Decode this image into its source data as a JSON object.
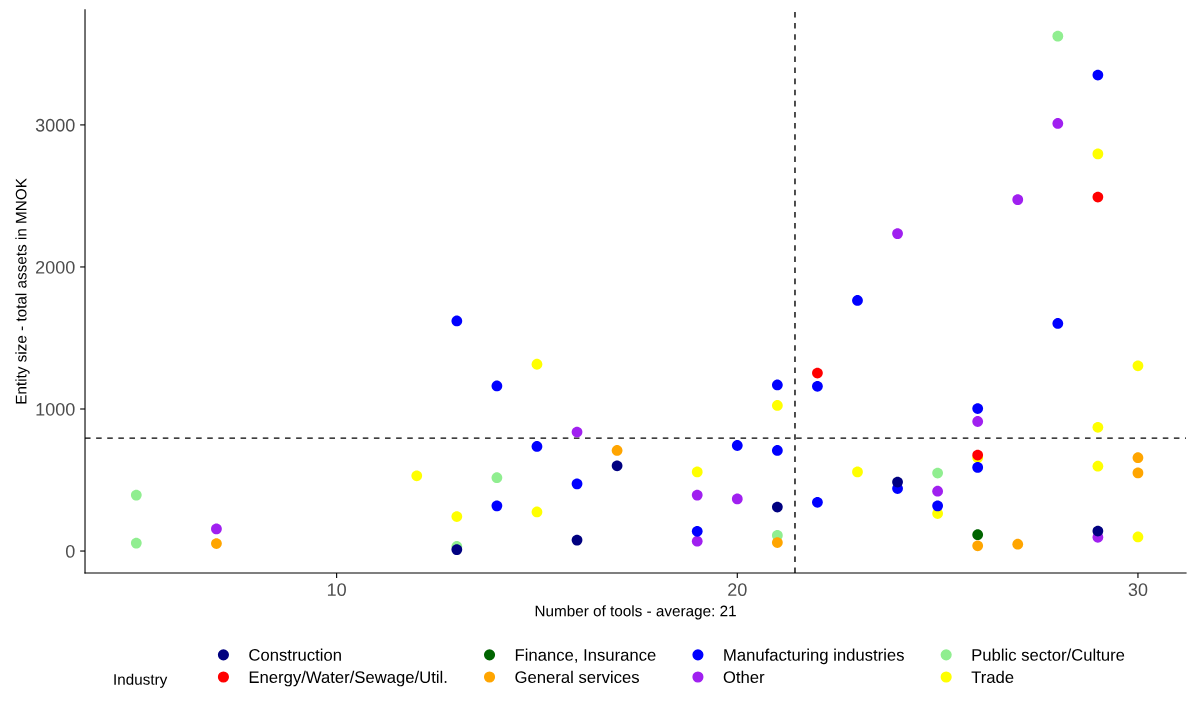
{
  "chart_data": {
    "type": "scatter",
    "xlabel": "Number of tools - average: 21",
    "ylabel": "Entity size - total assets in MNOK",
    "legend_title": "Industry",
    "legend": "bottom",
    "grid": false,
    "marker": "circle",
    "xlim": [
      3.72,
      31.2
    ],
    "ylim": [
      -155,
      3810
    ],
    "xticks": [
      10,
      20,
      30
    ],
    "yticks": [
      0,
      1000,
      2000,
      3000
    ],
    "ref_lines": [
      {
        "axis": "x",
        "value": 21.44,
        "line_style": "dashed",
        "color": "#000000"
      },
      {
        "axis": "y",
        "value": 795,
        "line_style": "dashed",
        "color": "#000000"
      }
    ],
    "series": [
      {
        "name": "Construction",
        "color": "#000080",
        "x": [
          13,
          16,
          17,
          21,
          24,
          29
        ],
        "values": [
          10,
          77,
          600,
          310,
          486,
          141
        ]
      },
      {
        "name": "Energy/Water/Sewage/Util.",
        "color": "#ff0000",
        "x": [
          22,
          26,
          29
        ],
        "values": [
          1253,
          676,
          2492
        ]
      },
      {
        "name": "Finance, Insurance",
        "color": "#006400",
        "x": [
          26
        ],
        "values": [
          115
        ]
      },
      {
        "name": "General services",
        "color": "#ffa500",
        "x": [
          7,
          17,
          21,
          26,
          27,
          30,
          30
        ],
        "values": [
          53,
          708,
          60,
          37,
          48,
          657,
          550
        ]
      },
      {
        "name": "Manufacturing industries",
        "color": "#0000ff",
        "x": [
          13,
          14,
          14,
          15,
          16,
          19,
          20,
          21,
          21,
          22,
          22,
          23,
          24,
          25,
          26,
          26,
          28,
          29
        ],
        "values": [
          1620,
          1162,
          318,
          736,
          473,
          139,
          743,
          1169,
          708,
          1160,
          343,
          1764,
          440,
          318,
          1003,
          589,
          1602,
          3351
        ]
      },
      {
        "name": "Other",
        "color": "#a020f0",
        "x": [
          7,
          16,
          19,
          19,
          20,
          24,
          25,
          26,
          27,
          28,
          29
        ],
        "values": [
          156,
          838,
          394,
          69,
          367,
          2235,
          421,
          912,
          2474,
          3010,
          97
        ]
      },
      {
        "name": "Public sector/Culture",
        "color": "#90ee90",
        "x": [
          5,
          5,
          13,
          14,
          21,
          25,
          28
        ],
        "values": [
          394,
          56,
          32,
          516,
          110,
          549,
          3625
        ]
      },
      {
        "name": "Trade",
        "color": "#ffff00",
        "x": [
          12,
          13,
          15,
          15,
          19,
          21,
          23,
          25,
          26,
          29,
          29,
          29,
          30,
          30
        ],
        "values": [
          530,
          243,
          1315,
          275,
          557,
          1025,
          557,
          264,
          657,
          2796,
          871,
          597,
          1304,
          99
        ]
      }
    ]
  }
}
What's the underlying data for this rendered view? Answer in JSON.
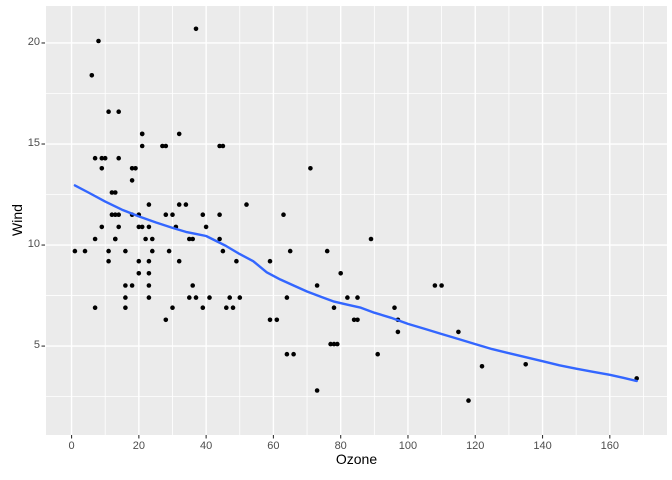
{
  "chart_data": {
    "type": "scatter",
    "title": "",
    "xlabel": "Ozone",
    "ylabel": "Wind",
    "legend_position": "none",
    "grid": true,
    "xlim": [
      -7.6,
      177.0
    ],
    "ylim": [
      0.6,
      21.83
    ],
    "x_major_ticks": [
      0,
      20,
      40,
      60,
      80,
      100,
      120,
      140,
      160
    ],
    "x_minor_ticks": [
      10,
      30,
      50,
      70,
      90,
      110,
      130,
      150,
      170
    ],
    "y_major_ticks": [
      5,
      10,
      15,
      20
    ],
    "y_minor_ticks": [
      2.5,
      7.5,
      12.5,
      17.5
    ],
    "colors": {
      "panel_bg": "#EBEBEB",
      "grid": "#FFFFFF",
      "point": "#000000",
      "smooth": "#3366FF",
      "axis_text": "#4D4D4D",
      "axis_title": "#000000",
      "tick": "#333333"
    },
    "point_style": {
      "radius": 2.3
    },
    "smooth_style": {
      "width": 2.4,
      "method": "loess"
    },
    "points": [
      [
        41,
        7.4
      ],
      [
        36,
        8
      ],
      [
        12,
        12.6
      ],
      [
        18,
        11.5
      ],
      [
        28,
        14.9
      ],
      [
        23,
        8.6
      ],
      [
        19,
        13.8
      ],
      [
        8,
        20.1
      ],
      [
        7,
        6.9
      ],
      [
        16,
        9.7
      ],
      [
        11,
        9.2
      ],
      [
        14,
        10.9
      ],
      [
        18,
        13.2
      ],
      [
        14,
        11.5
      ],
      [
        34,
        12
      ],
      [
        6,
        18.4
      ],
      [
        30,
        11.5
      ],
      [
        11,
        9.7
      ],
      [
        1,
        9.7
      ],
      [
        11,
        16.6
      ],
      [
        4,
        9.7
      ],
      [
        32,
        12
      ],
      [
        23,
        12
      ],
      [
        45,
        14.9
      ],
      [
        115,
        5.7
      ],
      [
        37,
        7.4
      ],
      [
        29,
        9.7
      ],
      [
        71,
        13.8
      ],
      [
        39,
        11.5
      ],
      [
        23,
        8
      ],
      [
        21,
        14.9
      ],
      [
        37,
        20.7
      ],
      [
        20,
        9.2
      ],
      [
        12,
        11.5
      ],
      [
        13,
        10.3
      ],
      [
        135,
        4.1
      ],
      [
        49,
        9.2
      ],
      [
        32,
        9.2
      ],
      [
        64,
        4.6
      ],
      [
        40,
        10.9
      ],
      [
        77,
        5.1
      ],
      [
        97,
        6.3
      ],
      [
        97,
        5.7
      ],
      [
        85,
        7.4
      ],
      [
        10,
        14.3
      ],
      [
        27,
        14.9
      ],
      [
        7,
        14.3
      ],
      [
        48,
        6.9
      ],
      [
        35,
        10.3
      ],
      [
        61,
        6.3
      ],
      [
        79,
        5.1
      ],
      [
        63,
        11.5
      ],
      [
        16,
        6.9
      ],
      [
        80,
        8.6
      ],
      [
        108,
        8
      ],
      [
        20,
        8.6
      ],
      [
        52,
        12
      ],
      [
        82,
        7.4
      ],
      [
        50,
        7.4
      ],
      [
        64,
        7.4
      ],
      [
        59,
        9.2
      ],
      [
        39,
        6.9
      ],
      [
        9,
        13.8
      ],
      [
        16,
        7.4
      ],
      [
        78,
        6.9
      ],
      [
        35,
        7.4
      ],
      [
        66,
        4.6
      ],
      [
        122,
        4
      ],
      [
        89,
        10.3
      ],
      [
        110,
        8
      ],
      [
        44,
        11.5
      ],
      [
        28,
        11.5
      ],
      [
        65,
        9.7
      ],
      [
        22,
        10.3
      ],
      [
        59,
        6.3
      ],
      [
        23,
        7.4
      ],
      [
        31,
        10.9
      ],
      [
        44,
        10.3
      ],
      [
        21,
        15.5
      ],
      [
        9,
        14.3
      ],
      [
        45,
        9.7
      ],
      [
        168,
        3.4
      ],
      [
        73,
        8
      ],
      [
        76,
        9.7
      ],
      [
        118,
        2.3
      ],
      [
        84,
        6.3
      ],
      [
        85,
        6.3
      ],
      [
        96,
        6.9
      ],
      [
        78,
        5.1
      ],
      [
        73,
        2.8
      ],
      [
        91,
        4.6
      ],
      [
        47,
        7.4
      ],
      [
        32,
        15.5
      ],
      [
        20,
        10.9
      ],
      [
        23,
        10.9
      ],
      [
        21,
        10.9
      ],
      [
        24,
        9.7
      ],
      [
        44,
        14.9
      ],
      [
        21,
        15.5
      ],
      [
        28,
        6.3
      ],
      [
        9,
        10.9
      ],
      [
        13,
        11.5
      ],
      [
        46,
        6.9
      ],
      [
        18,
        13.8
      ],
      [
        13,
        10.3
      ],
      [
        24,
        10.3
      ],
      [
        16,
        8
      ],
      [
        13,
        12.6
      ],
      [
        23,
        9.2
      ],
      [
        36,
        10.3
      ],
      [
        7,
        10.3
      ],
      [
        14,
        16.6
      ],
      [
        30,
        6.9
      ],
      [
        14,
        14.3
      ],
      [
        18,
        8
      ],
      [
        20,
        11.5
      ]
    ],
    "smooth": {
      "x": [
        1,
        5,
        10,
        15,
        20,
        25,
        30,
        34,
        37,
        40,
        43,
        46,
        50,
        54,
        58,
        62,
        66,
        70,
        74,
        78,
        82,
        86,
        90,
        95,
        100,
        105,
        110,
        115,
        120,
        125,
        130,
        135,
        140,
        145,
        150,
        155,
        160,
        164,
        168
      ],
      "y": [
        12.95,
        12.6,
        12.15,
        11.75,
        11.42,
        11.12,
        10.85,
        10.65,
        10.55,
        10.45,
        10.2,
        9.95,
        9.55,
        9.2,
        8.65,
        8.3,
        8.0,
        7.7,
        7.45,
        7.2,
        7.05,
        6.9,
        6.65,
        6.4,
        6.1,
        5.85,
        5.6,
        5.35,
        5.1,
        4.85,
        4.65,
        4.45,
        4.25,
        4.05,
        3.88,
        3.73,
        3.58,
        3.43,
        3.27
      ]
    }
  }
}
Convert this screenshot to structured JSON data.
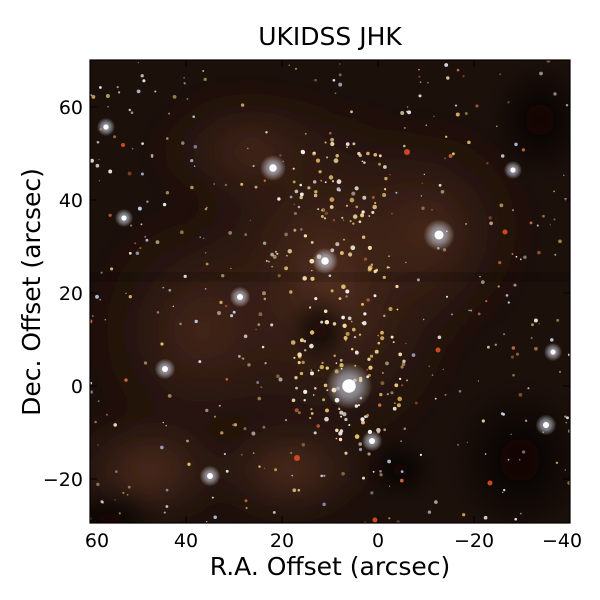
{
  "figure": {
    "title": "UKIDSS JHK",
    "xlabel": "R.A. Offset (arcsec)",
    "ylabel": "Dec. Offset (arcsec)"
  },
  "chart_data": {
    "type": "image",
    "title": "UKIDSS JHK",
    "xlabel": "R.A. Offset (arcsec)",
    "ylabel": "Dec. Offset (arcsec)",
    "xlim": [
      60,
      -40
    ],
    "ylim": [
      -30,
      70
    ],
    "x_ticks": [
      "60",
      "40",
      "20",
      "0",
      "−20",
      "−40"
    ],
    "y_ticks": [
      "60",
      "40",
      "20",
      "0",
      "−20"
    ],
    "grid": false,
    "colors": {
      "background": "#1a0e0a",
      "nebula": "#4a2a1c",
      "star_white": "#f2f2ff",
      "star_yellow": "#e8c060",
      "star_red": "#d04020"
    }
  }
}
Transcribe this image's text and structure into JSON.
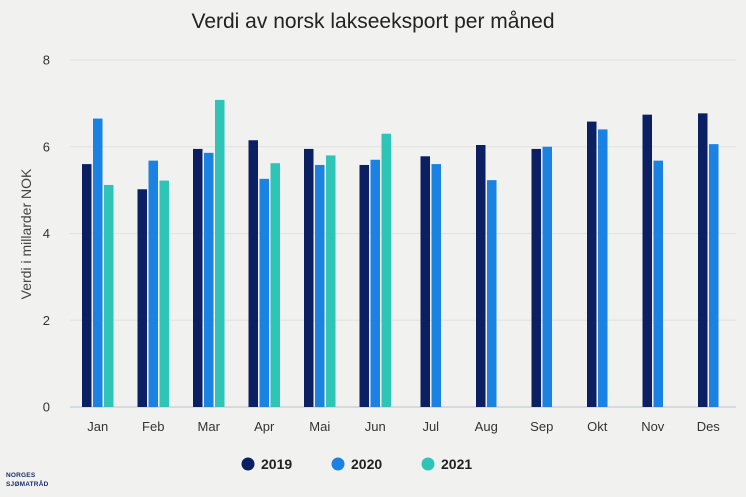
{
  "chart_data": {
    "type": "bar",
    "title": "Verdi av norsk lakseeksport per måned",
    "xlabel": "",
    "ylabel": "Verdi i millarder NOK",
    "ylim": [
      0,
      8
    ],
    "yticks": [
      0,
      2,
      4,
      6,
      8
    ],
    "grid": true,
    "legend_position": "bottom",
    "categories": [
      "Jan",
      "Feb",
      "Mar",
      "Apr",
      "Mai",
      "Jun",
      "Jul",
      "Aug",
      "Sep",
      "Okt",
      "Nov",
      "Des"
    ],
    "series": [
      {
        "name": "2019",
        "color": "#0b1f63",
        "values": [
          5.6,
          5.02,
          5.95,
          6.15,
          5.95,
          5.58,
          5.78,
          6.04,
          5.95,
          6.58,
          6.74,
          6.77
        ]
      },
      {
        "name": "2020",
        "color": "#1a82e2",
        "values": [
          6.65,
          5.68,
          5.86,
          5.26,
          5.58,
          5.7,
          5.6,
          5.23,
          6.0,
          6.4,
          5.68,
          6.06
        ]
      },
      {
        "name": "2021",
        "color": "#2ec4b6",
        "values": [
          5.12,
          5.22,
          7.08,
          5.62,
          5.8,
          6.3,
          null,
          null,
          null,
          null,
          null,
          null
        ]
      }
    ]
  },
  "logo": {
    "line1": "NORGES",
    "line2": "SJØMATRÅD",
    "color": "#1c2c6b"
  }
}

Request: Every line that holds the word "image" counts once; state the total number of such lines and nothing else.

Response to this task: 3